Dataset entries

'''

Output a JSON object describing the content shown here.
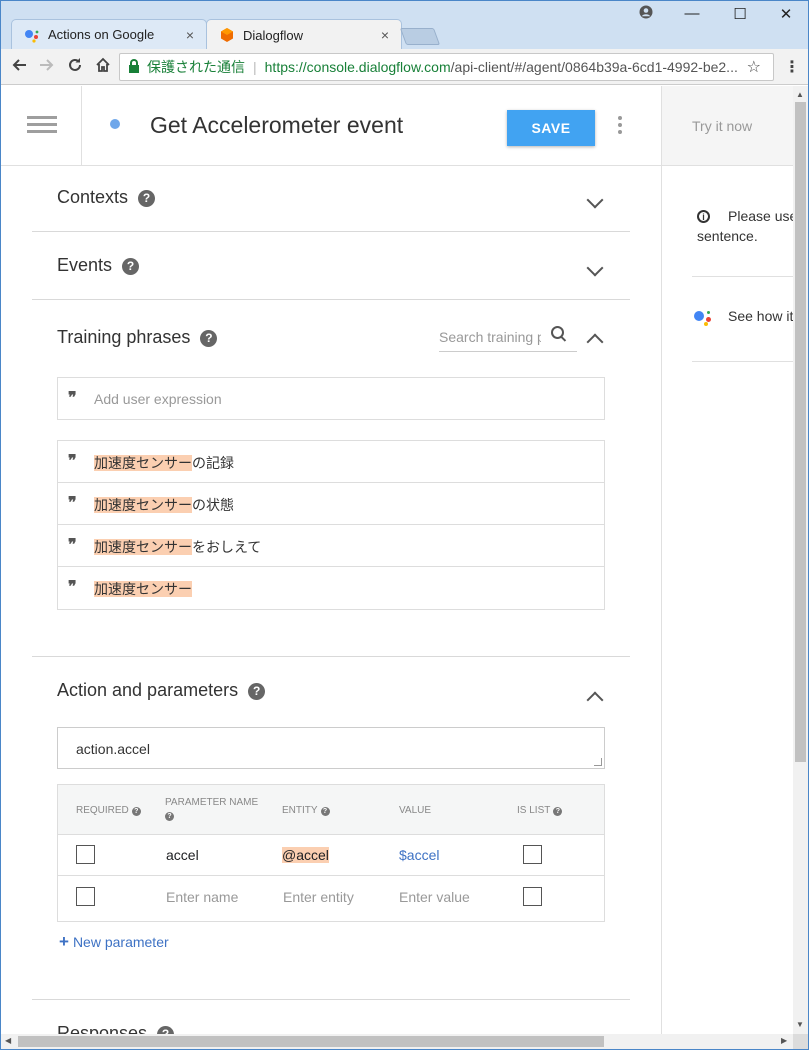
{
  "browser": {
    "tabs": [
      {
        "label": "Actions on Google",
        "close": "×"
      },
      {
        "label": "Dialogflow",
        "close": "×"
      }
    ],
    "secure_label": "保護された通信",
    "url_host": "https://console.dialogflow.com",
    "url_path": "/api-client/#/agent/0864b39a-6cd1-4992-be2...",
    "window_controls": {
      "minimize": "—",
      "maximize": "☐",
      "close": "✕"
    }
  },
  "header": {
    "intent_title": "Get Accelerometer event",
    "save_label": "SAVE"
  },
  "sections": {
    "contexts": "Contexts",
    "events": "Events",
    "training": "Training phrases",
    "action": "Action and parameters",
    "responses": "Responses"
  },
  "help_glyph": "?",
  "training": {
    "search_placeholder": "Search training p",
    "add_placeholder": "Add user expression",
    "phrases": [
      {
        "entity": "加速度センサー",
        "rest": "の記録"
      },
      {
        "entity": "加速度センサー",
        "rest": "の状態"
      },
      {
        "entity": "加速度センサー",
        "rest": "をおしえて"
      },
      {
        "entity": "加速度センサー",
        "rest": ""
      }
    ]
  },
  "action": {
    "value": "action.accel",
    "table": {
      "headers": {
        "required": "REQUIRED",
        "parameter_name": "PARAMETER NAME",
        "entity": "ENTITY",
        "value": "VALUE",
        "is_list": "IS LIST"
      },
      "rows": [
        {
          "name": "accel",
          "entity": "@accel",
          "value": "$accel"
        }
      ],
      "placeholders": {
        "name": "Enter name",
        "entity": "Enter entity",
        "value": "Enter value"
      }
    },
    "new_parameter": "New parameter"
  },
  "try_panel": {
    "title": "Try it now",
    "info_text": "Please use",
    "info_text2": "sentence.",
    "see_how": "See how it"
  },
  "colors": {
    "accent": "#41a3f2",
    "entity_highlight": "#fbcfb1",
    "link_blue": "#3e72c4",
    "secure_green": "#188038"
  }
}
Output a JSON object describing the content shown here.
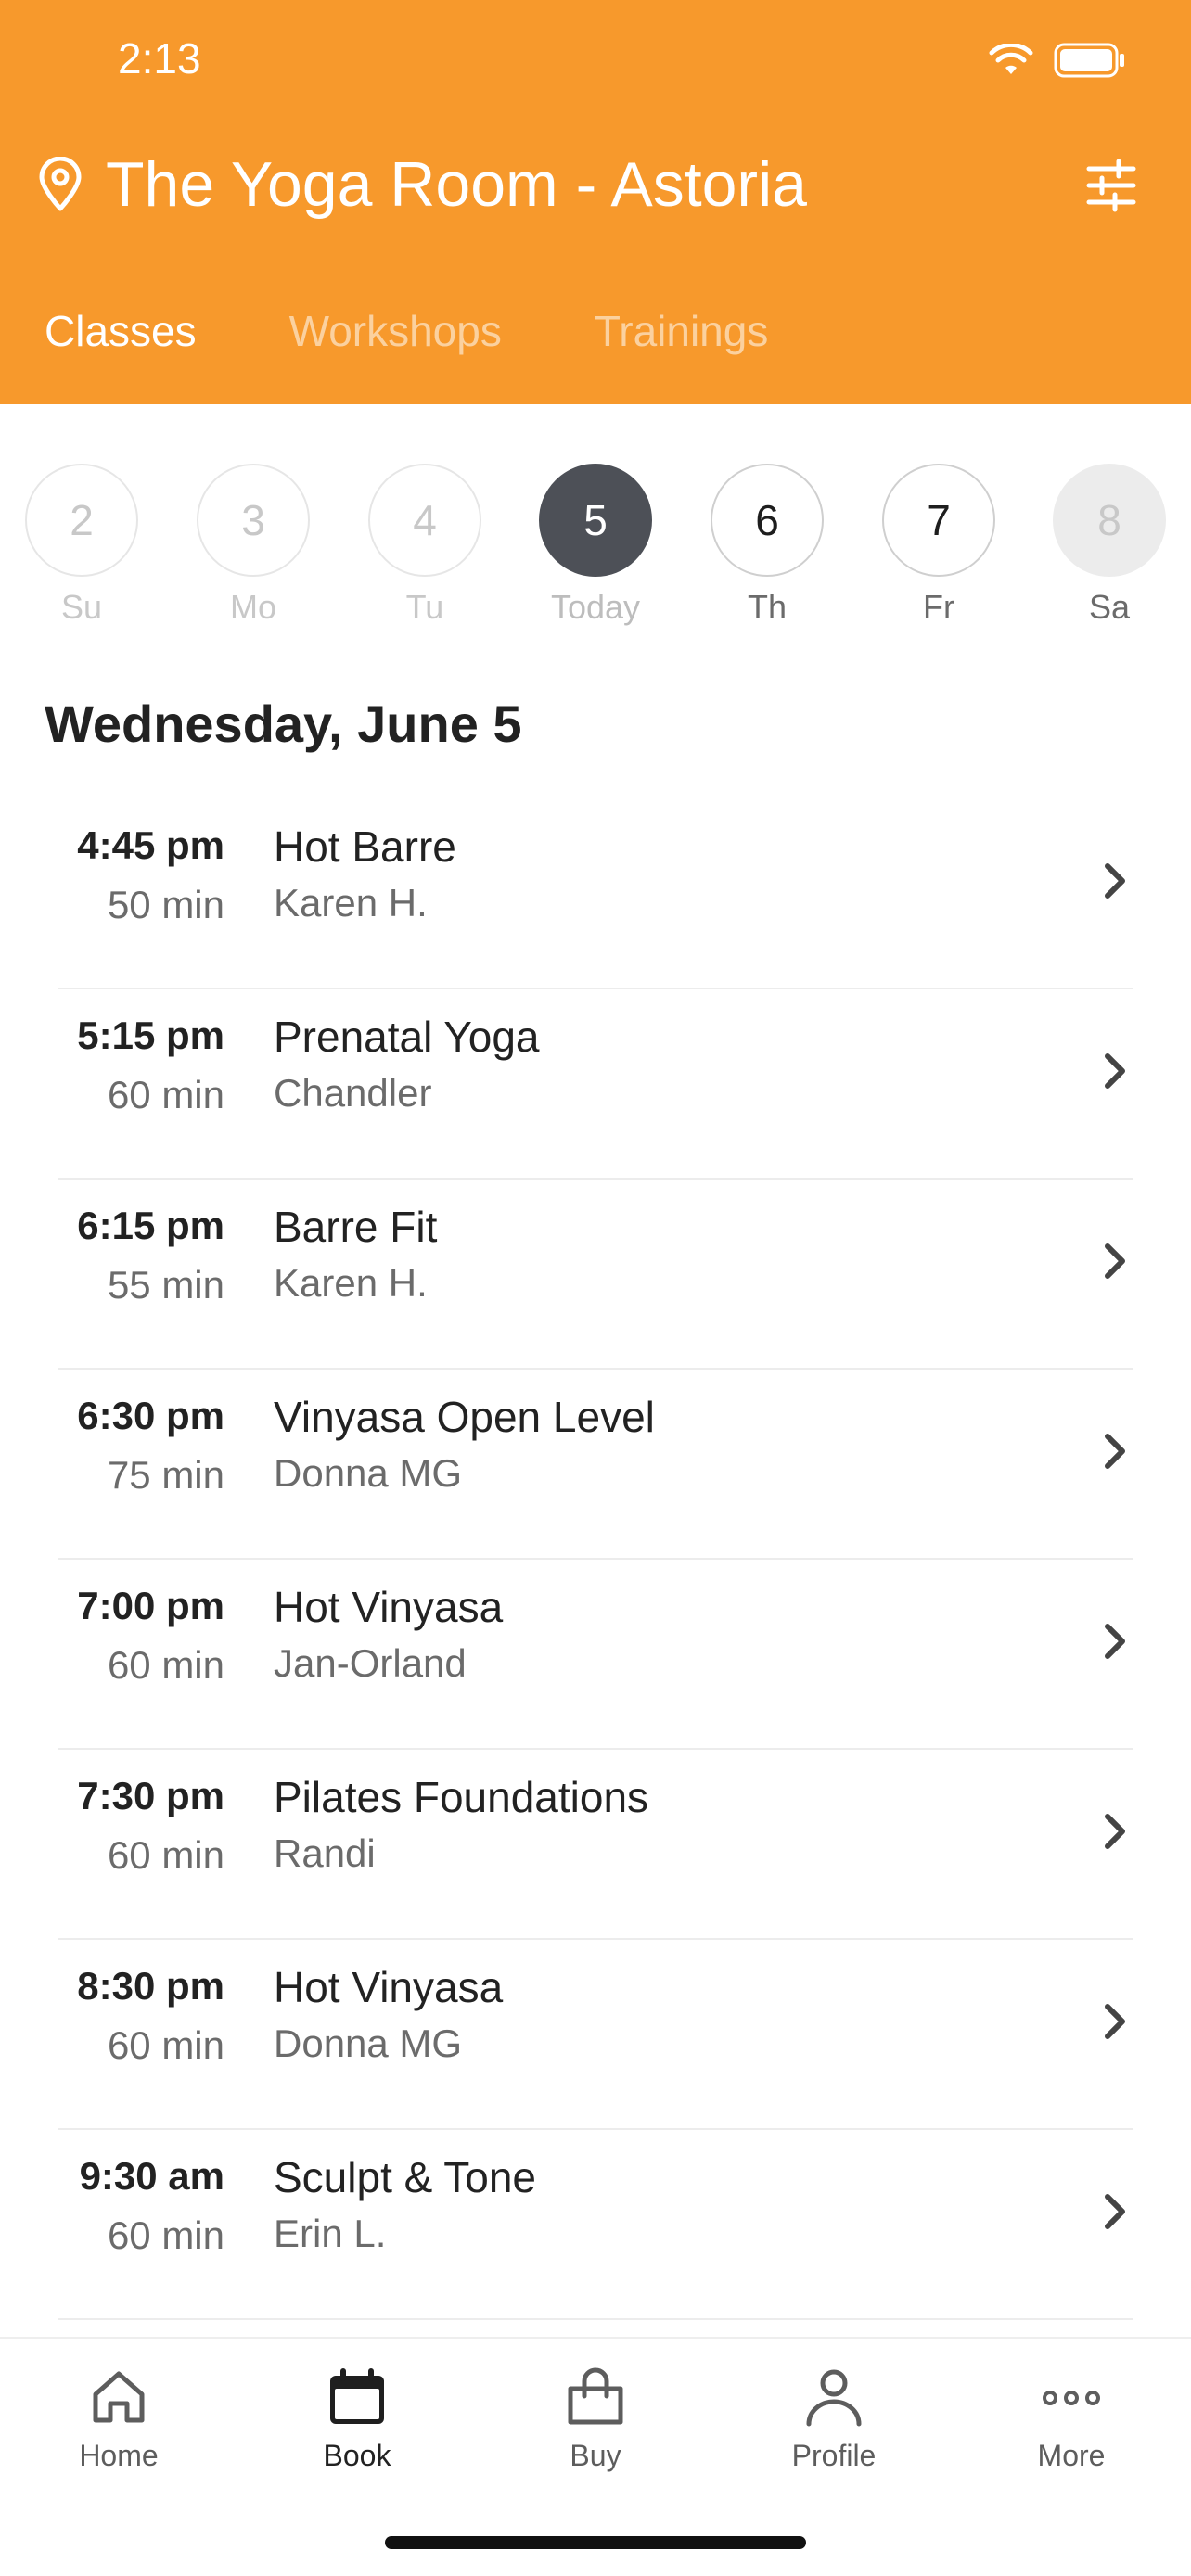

'''

Drop the pictures and reproduce the rest of the entries above exactly.

## FULL ANSWER
Output a JSON object describing the content shown here.
{
  "browser": {
    "tabs": [
      {
        "label": "Actions on Google",
        "close": "×"
      },
      {
        "label": "Dialogflow",
        "close": "×"
      }
    ],
    "secure_label": "保護された通信",
    "url_host": "https://console.dialogflow.com",
    "url_path": "/api-client/#/agent/0864b39a-6cd1-4992-be2...",
    "window_controls": {
      "minimize": "—",
      "maximize": "☐",
      "close": "✕"
    }
  },
  "header": {
    "intent_title": "Get Accelerometer event",
    "save_label": "SAVE"
  },
  "sections": {
    "contexts": "Contexts",
    "events": "Events",
    "training": "Training phrases",
    "action": "Action and parameters",
    "responses": "Responses"
  },
  "help_glyph": "?",
  "training": {
    "search_placeholder": "Search training p",
    "add_placeholder": "Add user expression",
    "phrases": [
      {
        "entity": "加速度センサー",
        "rest": "の記録"
      },
      {
        "entity": "加速度センサー",
        "rest": "の状態"
      },
      {
        "entity": "加速度センサー",
        "rest": "をおしえて"
      },
      {
        "entity": "加速度センサー",
        "rest": ""
      }
    ]
  },
  "action": {
    "value": "action.accel",
    "table": {
      "headers": {
        "required": "REQUIRED",
        "parameter_name": "PARAMETER NAME",
        "entity": "ENTITY",
        "value": "VALUE",
        "is_list": "IS LIST"
      },
      "rows": [
        {
          "name": "accel",
          "entity": "@accel",
          "value": "$accel"
        }
      ],
      "placeholders": {
        "name": "Enter name",
        "entity": "Enter entity",
        "value": "Enter value"
      }
    },
    "new_parameter": "New parameter"
  },
  "try_panel": {
    "title": "Try it now",
    "info_text": "Please use",
    "info_text2": "sentence.",
    "see_how": "See how it"
  },
  "colors": {
    "accent": "#41a3f2",
    "entity_highlight": "#fbcfb1",
    "link_blue": "#3e72c4",
    "secure_green": "#188038"
  }
}
Output a JSON object describing the content shown here.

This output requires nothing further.